Given instruction: Quote, without any change, the line that contains "OCR this image." and all lines that follow it to the end of the data below.

Records from a data collection:
====

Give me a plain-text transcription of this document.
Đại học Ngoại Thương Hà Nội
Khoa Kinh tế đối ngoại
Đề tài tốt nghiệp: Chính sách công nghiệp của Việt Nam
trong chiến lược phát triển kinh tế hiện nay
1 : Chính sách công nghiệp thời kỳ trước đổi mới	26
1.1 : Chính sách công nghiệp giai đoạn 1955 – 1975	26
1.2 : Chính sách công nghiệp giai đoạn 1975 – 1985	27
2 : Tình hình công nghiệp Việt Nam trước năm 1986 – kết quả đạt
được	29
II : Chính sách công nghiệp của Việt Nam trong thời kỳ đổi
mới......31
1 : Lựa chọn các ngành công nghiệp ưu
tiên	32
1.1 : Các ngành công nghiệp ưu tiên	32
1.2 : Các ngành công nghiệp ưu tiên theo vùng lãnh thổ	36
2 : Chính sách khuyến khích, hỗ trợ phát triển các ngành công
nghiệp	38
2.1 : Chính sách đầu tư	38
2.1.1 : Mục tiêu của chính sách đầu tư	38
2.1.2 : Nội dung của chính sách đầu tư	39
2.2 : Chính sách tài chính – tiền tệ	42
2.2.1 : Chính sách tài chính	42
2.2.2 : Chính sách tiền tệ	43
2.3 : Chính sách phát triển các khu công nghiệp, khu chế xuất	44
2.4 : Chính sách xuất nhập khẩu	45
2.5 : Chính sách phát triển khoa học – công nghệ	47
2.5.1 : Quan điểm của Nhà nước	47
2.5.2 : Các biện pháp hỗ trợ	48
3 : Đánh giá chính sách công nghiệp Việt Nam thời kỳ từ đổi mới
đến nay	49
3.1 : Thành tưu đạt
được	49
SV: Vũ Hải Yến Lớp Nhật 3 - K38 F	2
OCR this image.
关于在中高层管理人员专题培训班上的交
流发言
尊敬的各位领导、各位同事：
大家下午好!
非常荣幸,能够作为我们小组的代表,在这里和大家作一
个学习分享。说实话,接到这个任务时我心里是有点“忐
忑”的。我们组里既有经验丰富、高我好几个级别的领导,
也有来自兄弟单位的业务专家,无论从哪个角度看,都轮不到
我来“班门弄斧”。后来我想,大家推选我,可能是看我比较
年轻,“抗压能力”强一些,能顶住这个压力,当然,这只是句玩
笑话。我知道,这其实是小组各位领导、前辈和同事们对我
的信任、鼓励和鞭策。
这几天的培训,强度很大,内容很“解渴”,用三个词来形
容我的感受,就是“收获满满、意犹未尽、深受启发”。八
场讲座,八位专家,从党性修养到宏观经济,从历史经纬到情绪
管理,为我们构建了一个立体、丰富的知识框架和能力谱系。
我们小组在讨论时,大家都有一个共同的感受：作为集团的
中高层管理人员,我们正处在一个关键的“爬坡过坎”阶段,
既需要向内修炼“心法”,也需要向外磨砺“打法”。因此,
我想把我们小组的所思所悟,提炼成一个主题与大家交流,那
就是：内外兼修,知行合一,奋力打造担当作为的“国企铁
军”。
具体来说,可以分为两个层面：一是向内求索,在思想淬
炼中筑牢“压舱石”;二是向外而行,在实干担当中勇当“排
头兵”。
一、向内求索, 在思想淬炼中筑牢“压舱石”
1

====

Result of the task:
OCR this image.
关于在中高层管理人员专题培训班上的交
流发言
尊敬的各位领导、各位同事：
大家下午好!
非常荣幸,能够作为我们小组的代表,在这里和大家作一
个学习分享。说实话,接到这个任务时我心里是有点“忐
忑”的。我们组里既有经验丰富、高我好几个级别的领导,
也有来自兄弟单位的业务专家,无论从哪个角度看,都轮不到
我来“班门弄斧”。后来我想,大家推选我,可能是看我比较
年轻,“抗压能力”强一些,能顶住这个压力,当然,这只是句玩
笑话。我知道,这其实是小组各位领导、前辈和同事们对我
的信任、鼓励和鞭策。
这几天的培训,强度很大,内容很“解渴”,用三个词来形
容我的感受,就是“收获满满、意犹未尽、深受启发”。八
场讲座,八位专家,从党性修养到宏观经济,从历史经纬到情绪
管理,为我们构建了一个立体、丰富的知识框架和能力谱系。
我们小组在讨论时,大家都有一个共同的感受：作为集团的
中高层管理人员,我们正处在一个关键的“爬坡过坎”阶段,
既需要向内修炼“心法”,也需要向外磨砺“打法”。因此,
我想把我们小组的所思所悟,提炼成一个主题与大家交流,那
就是：内外兼修,知行合一,奋力打造担当作为的“国企铁
军”。
具体来说,可以分为两个层面：一是向内求索,在思想淬
炼中筑牢“压舱石”;二是向外而行,在实干担当中勇当“排
头兵”。
一、向内求索, 在思想淬炼中筑牢“压舱石”
1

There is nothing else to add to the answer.